─── RECORDS FOR THIS EXERCISE
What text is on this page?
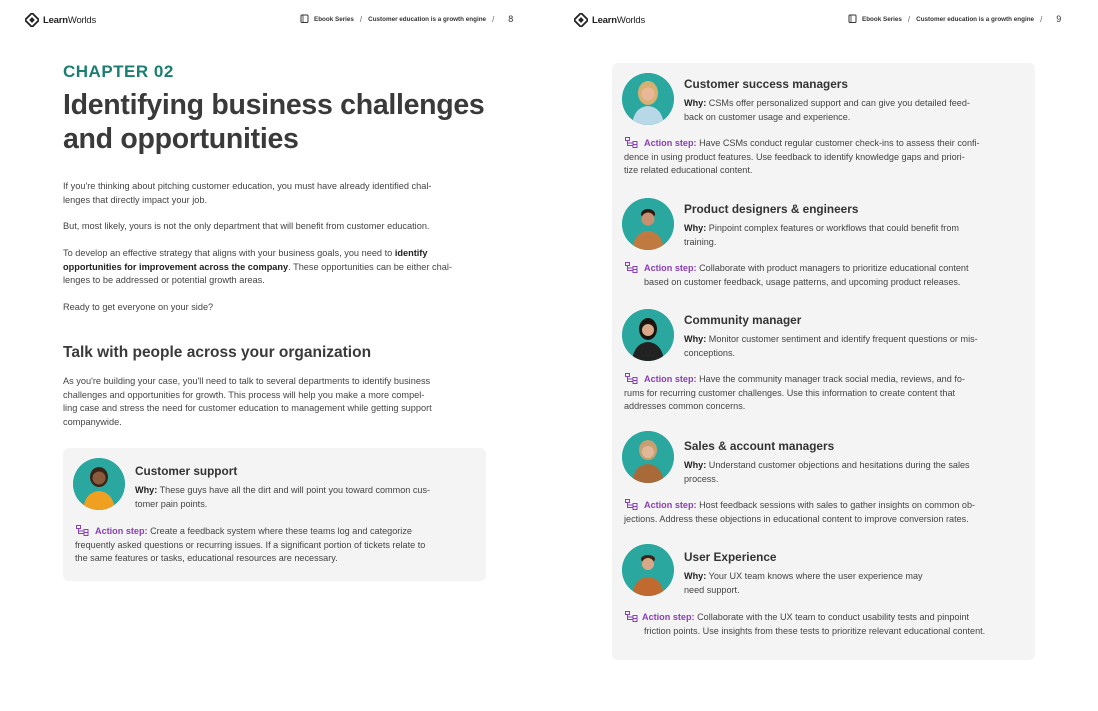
LearnWorlds	Ebook Series / Customer education is a growth engine / 8
CHAPTER 02
Identifying business challenges
and opportunities
If you're thinking about pitching customer education, you must have already identified chal-
lenges that directly impact your job.
But, most likely, yours is not the only department that will benefit from customer education.
To develop an effective strategy that aligns with your business goals, you need to identify
opportunities for improvement across the company. These opportunities can be either chal-
lenges to be addressed or potential growth areas.
Ready to get everyone on your side?
Talk with people across your organization
As you're building your case, you'll need to talk to several departments to identify business
challenges and opportunities for growth. This process will help you make a more compel-
ling case and stress the need for customer education to management while getting support
companywide.
Customer support
Why: These guys have all the dirt and will point you toward common cus-
tomer pain points.
Action step: Create a feedback system where these teams log and categorize
frequently asked questions or recurring issues. If a significant portion of tickets relate to
the same features or tasks, educational resources are necessary.
LearnWorlds	Ebook Series / Customer education is a growth engine / 9
Customer success managers
Why: CSMs offer personalized support and can give you detailed feed-
back on customer usage and experience.
Action step: Have CSMs conduct regular customer check-ins to assess their confi-
dence in using product features. Use feedback to identify knowledge gaps and priori-
tize related educational content.
Product designers & engineers
Why: Pinpoint complex features or workflows that could benefit from
training.
Action step: Collaborate with product managers to prioritize educational content
based on customer feedback, usage patterns, and upcoming product releases.
Community manager
Why: Monitor customer sentiment and identify frequent questions or mis-
conceptions.
Action step: Have the community manager track social media, reviews, and fo-
rums for recurring customer challenges. Use this information to create content that
addresses common concerns.
Sales & account managers
Why: Understand customer objections and hesitations during the sales
process.
Action step: Host feedback sessions with sales to gather insights on common ob-
jections. Address these objections in educational content to improve conversion rates.
User Experience
Why: Your UX team knows where the user experience may
need support.
Action step: Collaborate with the UX team to conduct usability tests and pinpoint
friction points. Use insights from these tests to prioritize relevant educational content.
──────
= EXERCISE GOAL =
Pull out all lines from the entries above in which the word "LearnWorlds" appears.

= COMPLETE ANSWER =
LearnWorlds	Ebook Series / Customer education is a growth engine / 8
LearnWorlds	Ebook Series / Customer education is a growth engine / 9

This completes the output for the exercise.